DIRECTIONS FOR THIS TASK –
Quote the listing below in its entirety, omitting every image.

+---+

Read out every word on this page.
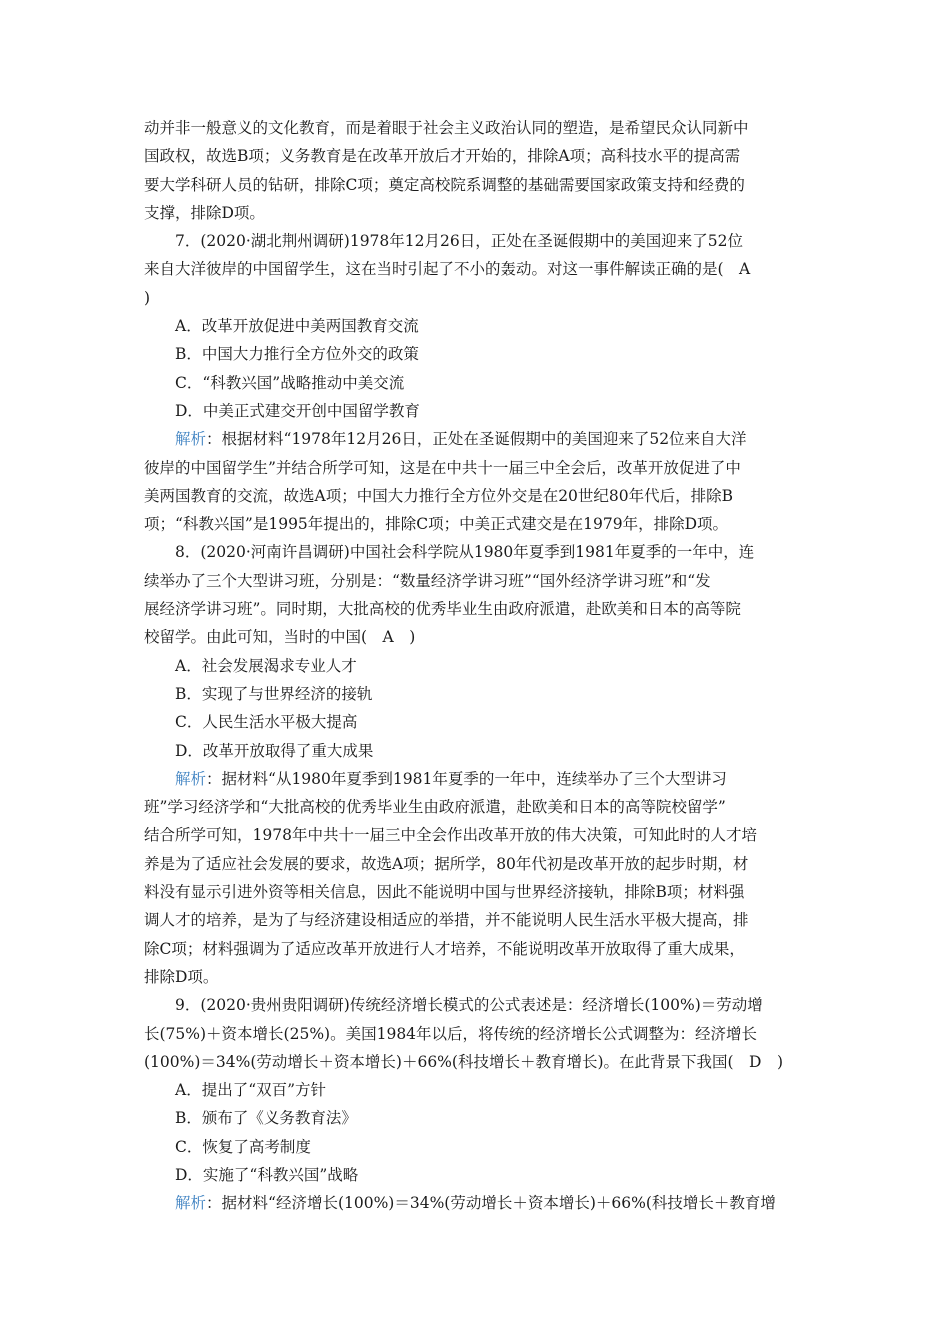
动并非一般意义的文化教育，而是着眼于社会主义政治认同的塑造，是希望民众认同新中
国政权，故选B项；义务教育是在改革开放后才开始的，排除A项；高科技水平的提高需
要大学科研人员的钻研，排除C项；奠定高校院系调整的基础需要国家政策支持和经费的
支撑，排除D项。
7．(2020·湖北荆州调研)1978年12月26日，正处在圣诞假期中的美国迎来了52位
来自大洋彼岸的中国留学生，这在当时引起了不小的轰动。对这一事件解读正确的是(　A
)
A．改革开放促进中美两国教育交流
B．中国大力推行全方位外交的政策
C．“科教兴国”战略推动中美交流
D．中美正式建交开创中国留学教育
解析：根据材料“1978年12月26日，正处在圣诞假期中的美国迎来了52位来自大洋
彼岸的中国留学生”并结合所学可知，这是在中共十一届三中全会后，改革开放促进了中
美两国教育的交流，故选A项；中国大力推行全方位外交是在20世纪80年代后，排除B
项；“科教兴国”是1995年提出的，排除C项；中美正式建交是在1979年，排除D项。
8．(2020·河南许昌调研)中国社会科学院从1980年夏季到1981年夏季的一年中，连
续举办了三个大型讲习班，分别是：“数量经济学讲习班”“国外经济学讲习班”和“发
展经济学讲习班”。同时期，大批高校的优秀毕业生由政府派遣，赴欧美和日本的高等院
校留学。由此可知，当时的中国(　A　)
A．社会发展渴求专业人才
B．实现了与世界经济的接轨
C．人民生活水平极大提高
D．改革开放取得了重大成果
解析：据材料“从1980年夏季到1981年夏季的一年中，连续举办了三个大型讲习
班”学习经济学和“大批高校的优秀毕业生由政府派遣，赴欧美和日本的高等院校留学”
结合所学可知，1978年中共十一届三中全会作出改革开放的伟大决策，可知此时的人才培
养是为了适应社会发展的要求，故选A项；据所学，80年代初是改革开放的起步时期，材
料没有显示引进外资等相关信息，因此不能说明中国与世界经济接轨，排除B项；材料强
调人才的培养，是为了与经济建设相适应的举措，并不能说明人民生活水平极大提高，排
除C项；材料强调为了适应改革开放进行人才培养，不能说明改革开放取得了重大成果，
排除D项。
9．(2020·贵州贵阳调研)传统经济增长模式的公式表述是：经济增长(100%)＝劳动增
长(75%)＋资本增长(25%)。美国1984年以后，将传统的经济增长公式调整为：经济增长
(100%)＝34%(劳动增长＋资本增长)＋66%(科技增长＋教育增长)。在此背景下我国(　D　)
A．提出了“双百”方针
B．颁布了《义务教育法》
C．恢复了高考制度
D．实施了“科教兴国”战略
解析：据材料“经济增长(100%)＝34%(劳动增长＋资本增长)＋66%(科技增长＋教育增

+---+

WRITTEN ANSWER –
Read out every word on this page.
动并非一般意义的文化教育，而是着眼于社会主义政治认同的塑造，是希望民众认同新中
国政权，故选B项；义务教育是在改革开放后才开始的，排除A项；高科技水平的提高需
要大学科研人员的钻研，排除C项；奠定高校院系调整的基础需要国家政策支持和经费的
支撑，排除D项。
7．(2020·湖北荆州调研)1978年12月26日，正处在圣诞假期中的美国迎来了52位
来自大洋彼岸的中国留学生，这在当时引起了不小的轰动。对这一事件解读正确的是(　A
)
A．改革开放促进中美两国教育交流
B．中国大力推行全方位外交的政策
C．“科教兴国”战略推动中美交流
D．中美正式建交开创中国留学教育
解析：根据材料“1978年12月26日，正处在圣诞假期中的美国迎来了52位来自大洋
彼岸的中国留学生”并结合所学可知，这是在中共十一届三中全会后，改革开放促进了中
美两国教育的交流，故选A项；中国大力推行全方位外交是在20世纪80年代后，排除B
项；“科教兴国”是1995年提出的，排除C项；中美正式建交是在1979年，排除D项。
8．(2020·河南许昌调研)中国社会科学院从1980年夏季到1981年夏季的一年中，连
续举办了三个大型讲习班，分别是：“数量经济学讲习班”“国外经济学讲习班”和“发
展经济学讲习班”。同时期，大批高校的优秀毕业生由政府派遣，赴欧美和日本的高等院
校留学。由此可知，当时的中国(　A　)
A．社会发展渴求专业人才
B．实现了与世界经济的接轨
C．人民生活水平极大提高
D．改革开放取得了重大成果
解析：据材料“从1980年夏季到1981年夏季的一年中，连续举办了三个大型讲习
班”学习经济学和“大批高校的优秀毕业生由政府派遣，赴欧美和日本的高等院校留学”
结合所学可知，1978年中共十一届三中全会作出改革开放的伟大决策，可知此时的人才培
养是为了适应社会发展的要求，故选A项；据所学，80年代初是改革开放的起步时期，材
料没有显示引进外资等相关信息，因此不能说明中国与世界经济接轨，排除B项；材料强
调人才的培养，是为了与经济建设相适应的举措，并不能说明人民生活水平极大提高，排
除C项；材料强调为了适应改革开放进行人才培养，不能说明改革开放取得了重大成果，
排除D项。
9．(2020·贵州贵阳调研)传统经济增长模式的公式表述是：经济增长(100%)＝劳动增
长(75%)＋资本增长(25%)。美国1984年以后，将传统的经济增长公式调整为：经济增长
(100%)＝34%(劳动增长＋资本增长)＋66%(科技增长＋教育增长)。在此背景下我国(　D　)
A．提出了“双百”方针
B．颁布了《义务教育法》
C．恢复了高考制度
D．实施了“科教兴国”战略
解析：据材料“经济增长(100%)＝34%(劳动增长＋资本增长)＋66%(科技增长＋教育增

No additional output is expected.